> _Exercise brief_
Report only the number of lines in this material that include "selected".
□ □ □ □ □
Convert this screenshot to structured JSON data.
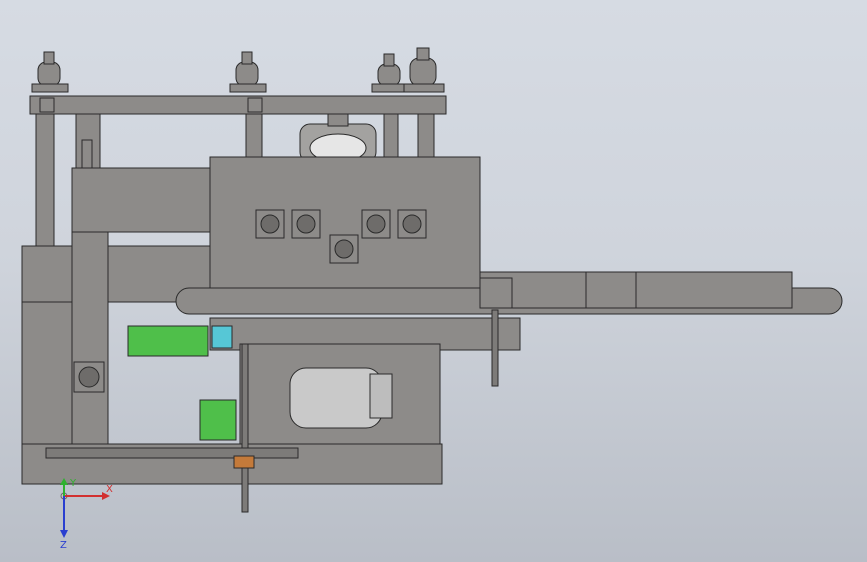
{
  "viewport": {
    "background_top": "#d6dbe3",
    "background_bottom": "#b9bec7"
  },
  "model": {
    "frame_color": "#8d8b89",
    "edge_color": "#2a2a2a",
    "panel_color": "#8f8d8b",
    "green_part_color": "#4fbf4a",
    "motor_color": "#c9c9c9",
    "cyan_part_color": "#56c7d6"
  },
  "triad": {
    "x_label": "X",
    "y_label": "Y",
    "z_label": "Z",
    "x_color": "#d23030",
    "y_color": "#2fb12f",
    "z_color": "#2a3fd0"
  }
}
□ □ □ □ □
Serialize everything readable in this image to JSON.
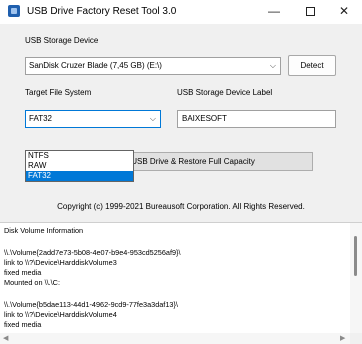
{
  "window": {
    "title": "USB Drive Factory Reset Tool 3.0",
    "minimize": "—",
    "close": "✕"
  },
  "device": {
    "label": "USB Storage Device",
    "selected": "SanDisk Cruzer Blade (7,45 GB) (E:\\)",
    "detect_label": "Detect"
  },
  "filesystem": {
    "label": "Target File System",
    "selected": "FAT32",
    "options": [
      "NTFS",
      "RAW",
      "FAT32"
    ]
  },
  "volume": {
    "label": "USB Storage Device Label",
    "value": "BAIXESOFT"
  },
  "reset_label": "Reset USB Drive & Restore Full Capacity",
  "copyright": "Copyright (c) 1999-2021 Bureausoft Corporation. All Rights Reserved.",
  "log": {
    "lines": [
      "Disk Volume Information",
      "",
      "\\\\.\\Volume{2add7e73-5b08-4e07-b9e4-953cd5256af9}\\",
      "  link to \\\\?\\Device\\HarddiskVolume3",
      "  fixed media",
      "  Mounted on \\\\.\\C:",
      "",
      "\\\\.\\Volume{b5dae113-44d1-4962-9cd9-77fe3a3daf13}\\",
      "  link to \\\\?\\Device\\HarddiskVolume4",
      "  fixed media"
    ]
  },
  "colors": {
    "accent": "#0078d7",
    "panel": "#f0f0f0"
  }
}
□ □ □ □ □
> _Reply_
2